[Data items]
--- start ---
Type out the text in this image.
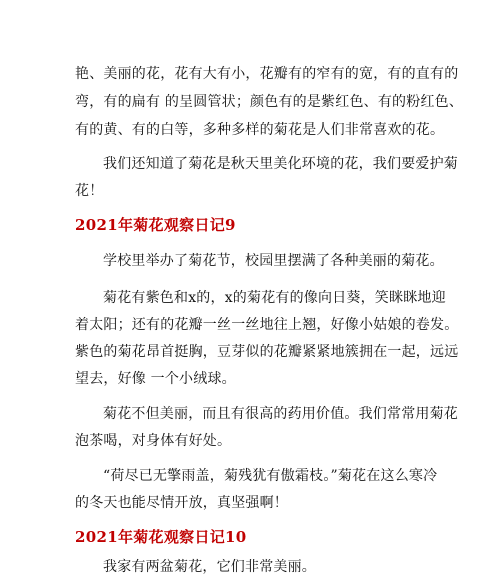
艳、美丽的花，花有大有小，花瓣有的窄有的宽，有的直有的
弯，有的扁有 的呈圆管状；颜色有的是紫红色、有的粉红色、
有的黄、有的白等，多种多样的菊花是人们非常喜欢的花。
我们还知道了菊花是秋天里美化环境的花，我们要爱护菊
花！
2021年菊花观察日记9
学校里举办了菊花节，校园里摆满了各种美丽的菊花。
菊花有紫色和x的，x的菊花有的像向日葵，笑眯眯地迎
着太阳；还有的花瓣一丝一丝地往上翘，好像小姑娘的卷发。
紫色的菊花昂首挺胸，豆芽似的花瓣紧紧地簇拥在一起，远远
望去，好像 一个小绒球。
菊花不但美丽，而且有很高的药用价值。我们常常用菊花
泡茶喝，对身体有好处。
“荷尽已无擎雨盖，菊残犹有傲霜枝。”菊花在这么寒冷
的冬天也能尽情开放，真坚强啊！
2021年菊花观察日记10
我家有两盆菊花，它们非常美丽。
--- end ---
Above are records to transcribe exactly; leave their pictures out.

#### RESULT OF THIS TASK:
Type out the text in this image.
艳、美丽的花，花有大有小，花瓣有的窄有的宽，有的直有的
弯，有的扁有 的呈圆管状；颜色有的是紫红色、有的粉红色、
有的黄、有的白等，多种多样的菊花是人们非常喜欢的花。
我们还知道了菊花是秋天里美化环境的花，我们要爱护菊
花！
2021年菊花观察日记9
学校里举办了菊花节，校园里摆满了各种美丽的菊花。
菊花有紫色和x的，x的菊花有的像向日葵，笑眯眯地迎
着太阳；还有的花瓣一丝一丝地往上翘，好像小姑娘的卷发。
紫色的菊花昂首挺胸，豆芽似的花瓣紧紧地簇拥在一起，远远
望去，好像 一个小绒球。
菊花不但美丽，而且有很高的药用价值。我们常常用菊花
泡茶喝，对身体有好处。
“荷尽已无擎雨盖，菊残犹有傲霜枝。”菊花在这么寒冷
的冬天也能尽情开放，真坚强啊！
2021年菊花观察日记10
我家有两盆菊花，它们非常美丽。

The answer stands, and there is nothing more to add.